Danielo Núñez

Personal information
- Full name: Luis Danielo Núñez Maciel
- Date of birth: 25 October 1964 (age 61)
- Place of birth: Melo, Uruguay
- Position: Midfielder

Youth career
- Years: Team
- Melo Wanderers

Managerial career
- 1982: Melo Wanderers (youth)
- 1991: Melo Wanderers
- Artigas
- 2009–2010: Cerro Largo
- 2010–2012: Cerro Largo
- 2013: Cerro Largo
- 2014–2015: Cerro Largo
- 2018–2022: Cerro Largo
- 2022–2023: Cerro
- 2023: Bella Vista
- 2024–2026: Cerro Largo
- 2026: Cerro Largo

= Danielo Núñez =

Uruguayan footballer and manager (born 1964)

Luis Danielo Núñez Maciel (born 25 October 1964) is a Uruguayan football manager and former player who played as a midfielder.

==Career==
Núñez was born in Melo, and started his managerial career at the age of 17, with local side Melo Wanderers. He subsequently acquired his coaching license and later managed Artigas before joining Cerro Largo as a sporting director.

Núñez was appointed first team manager of Cerro Largo for the 2009 Clausura, but was replaced by Santiago Ostolaza in March 2010. He returned to the role in August 2010, as the club was relegated to the Segunda División, and helped the club in their immediate promotion back.

Núñez resigned in October 2012, being replaced by Osmar Huguet. Huguet left in January 2013, and Núñez return to the role but left again in June after failing to renew his contract.

[Dataset excerpt]

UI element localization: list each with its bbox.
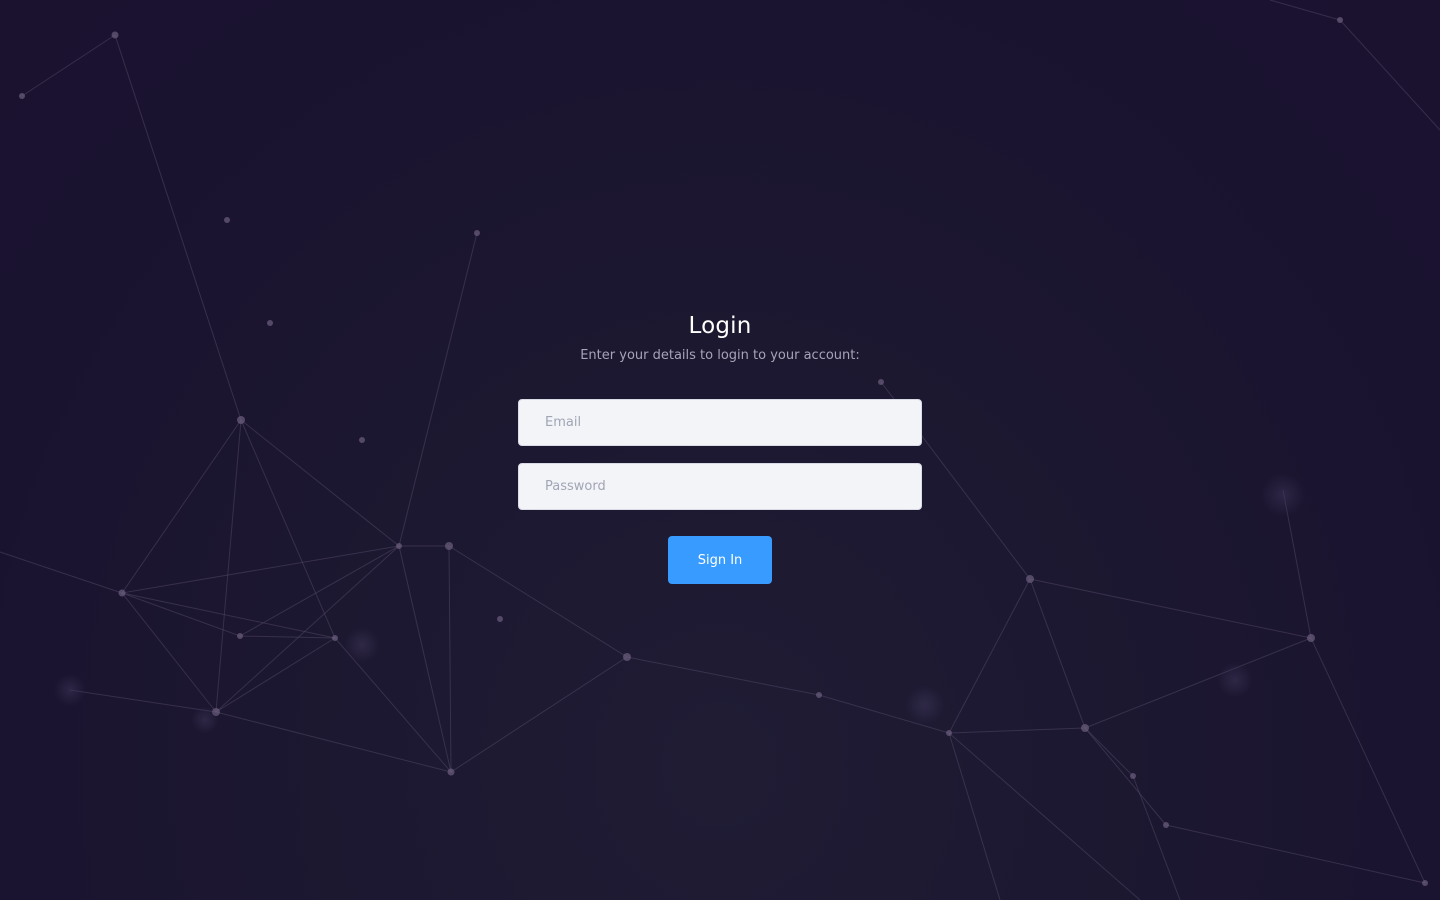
login-subtitle: Enter your details to login to your acco… [580, 348, 860, 363]
login-form: Login Enter your details to login to you… [0, 0, 1440, 900]
email-input[interactable] [518, 399, 922, 446]
login-title: Login [688, 313, 752, 339]
login-page: Login Enter your details to login to you… [0, 0, 1440, 900]
sign-in-button[interactable]: Sign In [668, 536, 772, 584]
password-input[interactable] [518, 463, 922, 510]
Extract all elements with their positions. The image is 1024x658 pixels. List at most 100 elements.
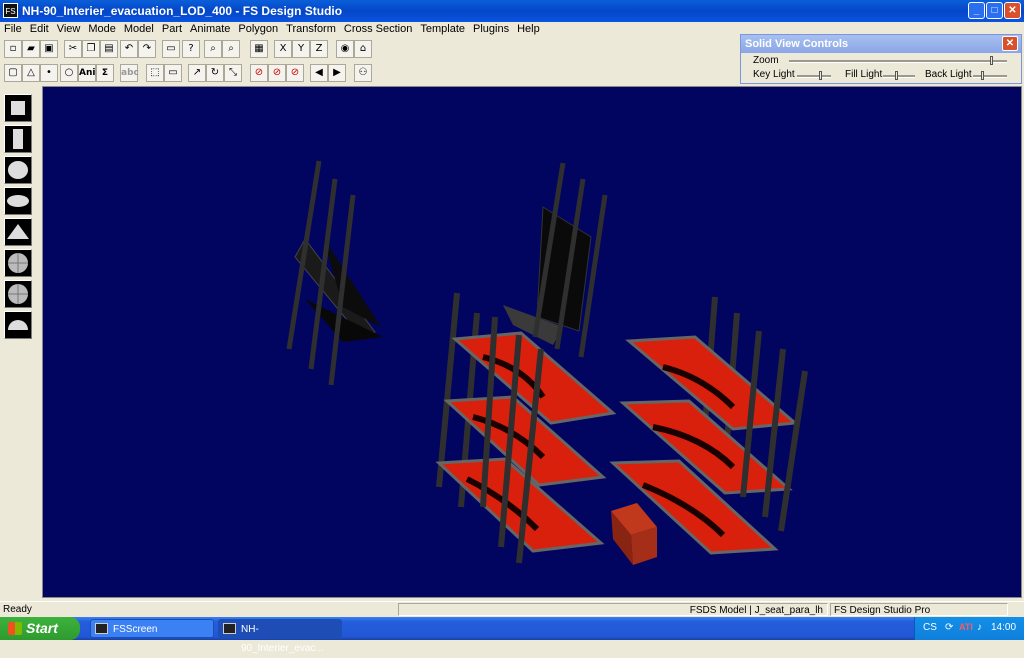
primitive-palette (0, 86, 40, 600)
edit-toolbar: ▢ △ • ○ Ani Σabc ⬚ ▭ ↗ ↻ ⤡ ⊘ ⊘ ⊘ ◀ ▶ ⚇ (0, 62, 740, 84)
solid-view-controls-panel: Solid View Controls ✕ Zoom Key Light Fil… (740, 34, 1022, 84)
key-light-slider[interactable] (797, 71, 831, 80)
fill-light-slider-thumb[interactable] (895, 71, 899, 80)
binoculars-icon[interactable]: ⚇ (354, 64, 372, 82)
animation-icon[interactable]: Ani (78, 64, 96, 82)
cube-icon[interactable] (4, 94, 32, 122)
zoom-label: Zoom (753, 55, 779, 66)
menu-view[interactable]: View (53, 22, 85, 36)
home-view-icon[interactable]: ⌂ (354, 40, 372, 58)
3d-viewport[interactable] (42, 86, 1022, 598)
status-ready: Ready (3, 604, 32, 615)
menu-template[interactable]: Template (416, 22, 469, 36)
cylinder-icon[interactable] (4, 125, 32, 153)
panel-close-button[interactable]: ✕ (1002, 36, 1018, 51)
sphere-icon[interactable] (4, 156, 32, 184)
ellipsoid-icon[interactable] (4, 187, 32, 215)
menu-model[interactable]: Model (120, 22, 158, 36)
grid-icon[interactable]: ▦ (250, 40, 268, 58)
start-button[interactable]: Start (0, 617, 80, 640)
fill-light-slider[interactable] (883, 71, 915, 80)
cargo-box (611, 503, 657, 565)
point-tool-icon[interactable]: • (40, 64, 58, 82)
window-title: NH-90_Interier_evacuation_LOD_400 - FS D… (22, 4, 343, 18)
globe-icon[interactable] (4, 280, 32, 308)
status-app: FS Design Studio Pro (830, 603, 1008, 616)
key-light-slider-thumb[interactable] (818, 71, 822, 80)
task-fsscreen-label: FSScreen (113, 624, 158, 635)
zoom-in-icon[interactable]: ⌕ (204, 40, 222, 58)
seat-frame-left-rear (286, 160, 383, 386)
redo-icon[interactable]: ↷ (138, 40, 156, 58)
save-disk-icon[interactable]: ▣ (40, 40, 58, 58)
menu-transform[interactable]: Transform (282, 22, 340, 36)
back-light-slider[interactable] (973, 71, 1007, 80)
status-bar: Ready FSDS Model | J_seat_para_lh FS Des… (0, 601, 1024, 617)
minimize-button[interactable]: _ (968, 2, 985, 19)
task-fsds[interactable]: NH-90_Interier_evac... (218, 619, 342, 654)
fill-light-label: Fill Light (845, 69, 883, 80)
app-icon[interactable]: FS (3, 3, 18, 18)
copy-icon[interactable]: ❐ (82, 40, 100, 58)
sum-icon[interactable]: Σ (96, 64, 114, 82)
zoom-slider-thumb[interactable] (989, 56, 993, 65)
model-render (286, 160, 808, 565)
menu-file[interactable]: File (0, 22, 26, 36)
solid-view-icon[interactable]: ◉ (336, 40, 354, 58)
fsscreen-icon (95, 623, 108, 634)
zoom-slider[interactable] (789, 56, 1007, 65)
paste-icon[interactable]: ▤ (100, 40, 118, 58)
taskbar: Start FSScreen NH-90_Interier_evac... CS… (0, 617, 1024, 654)
print-icon[interactable]: ▭ (162, 40, 180, 58)
menu-part[interactable]: Part (158, 22, 186, 36)
key-light-label: Key Light (753, 69, 795, 80)
menu-polygon[interactable]: Polygon (234, 22, 282, 36)
title-bar: FS NH-90_Interier_evacuation_LOD_400 - F… (0, 0, 1024, 22)
cone-icon[interactable] (4, 218, 32, 246)
axis-x-icon[interactable]: X (274, 40, 292, 58)
close-button[interactable]: ✕ (1004, 2, 1021, 19)
next-arrow-icon[interactable]: ▶ (328, 64, 346, 82)
menu-plugins[interactable]: Plugins (469, 22, 513, 36)
cut-scissors-icon[interactable]: ✂ (64, 40, 82, 58)
prev-arrow-icon[interactable]: ◀ (310, 64, 328, 82)
triangle-tool-icon[interactable]: △ (22, 64, 40, 82)
ati-icon[interactable]: ATI (959, 622, 973, 632)
select-region-icon[interactable]: ⬚ (146, 64, 164, 82)
rotate-icon[interactable]: ↻ (206, 64, 224, 82)
globe-icon[interactable] (4, 249, 32, 277)
task-fsscreen[interactable]: FSScreen (90, 619, 214, 638)
main-toolbar: ▫ ▰ ▣ ✂ ❐ ▤ ↶ ↷ ▭? ⌕ ⌕ ▦ X Y Z ◉ ⌂ (0, 38, 740, 60)
axis-z-icon[interactable]: Z (310, 40, 328, 58)
menu-edit[interactable]: Edit (26, 22, 53, 36)
no-entry-icon[interactable]: ⊘ (268, 64, 286, 82)
clock[interactable]: 14:00 (991, 622, 1016, 633)
maximize-button[interactable]: □ (986, 2, 1003, 19)
undo-icon[interactable]: ↶ (120, 40, 138, 58)
box-tool-icon[interactable]: ▢ (4, 64, 22, 82)
open-folder-icon[interactable]: ▰ (22, 40, 40, 58)
language-indicator[interactable]: CS (923, 622, 937, 633)
volume-icon[interactable]: ♪ (977, 622, 982, 633)
no-entry-icon[interactable]: ⊘ (286, 64, 304, 82)
axis-y-icon[interactable]: Y (292, 40, 310, 58)
new-file-icon[interactable]: ▫ (4, 40, 22, 58)
ruler-icon[interactable]: ▭ (164, 64, 182, 82)
menu-animate[interactable]: Animate (186, 22, 234, 36)
move-arrow-icon[interactable]: ↗ (188, 64, 206, 82)
no-entry-icon[interactable]: ⊘ (250, 64, 268, 82)
scale-icon[interactable]: ⤡ (224, 64, 242, 82)
system-tray: CS ⟳ ATI ♪ 14:00 (914, 617, 1024, 640)
zoom-out-icon[interactable]: ⌕ (222, 40, 240, 58)
task-fsds-label: NH-90_Interier_evac... (241, 624, 324, 654)
dome-icon[interactable] (4, 311, 32, 339)
network-icon[interactable]: ⟳ (945, 622, 953, 633)
back-light-slider-thumb[interactable] (981, 71, 985, 80)
abc-icon[interactable]: abc (120, 64, 139, 82)
panel-title-bar[interactable]: Solid View Controls ✕ (741, 35, 1021, 53)
circle-tool-icon[interactable]: ○ (60, 64, 78, 82)
menu-cross-section[interactable]: Cross Section (340, 22, 416, 36)
menu-help[interactable]: Help (513, 22, 544, 36)
menu-mode[interactable]: Mode (84, 22, 120, 36)
help-icon[interactable]: ? (182, 40, 200, 58)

What you should do: Write out, word for word, everything in the Danielo Núñez article from "Uruguayan footballer and" down to "renew his contract.".

Answer to this exercise:
Uruguayan footballer and manager (born 1964)

Luis Danielo Núñez Maciel (born 25 October 1964) is a Uruguayan football manager and former player who played as a midfielder.

==Career==
Núñez was born in Melo, and started his managerial career at the age of 17, with local side Melo Wanderers. He subsequently acquired his coaching license and later managed Artigas before joining Cerro Largo as a sporting director.

Núñez was appointed first team manager of Cerro Largo for the 2009 Clausura, but was replaced by Santiago Ostolaza in March 2010. He returned to the role in August 2010, as the club was relegated to the Segunda División, and helped the club in their immediate promotion back.

Núñez resigned in October 2012, being replaced by Osmar Huguet. Huguet left in January 2013, and Núñez return to the role but left again in June after failing to renew his contract.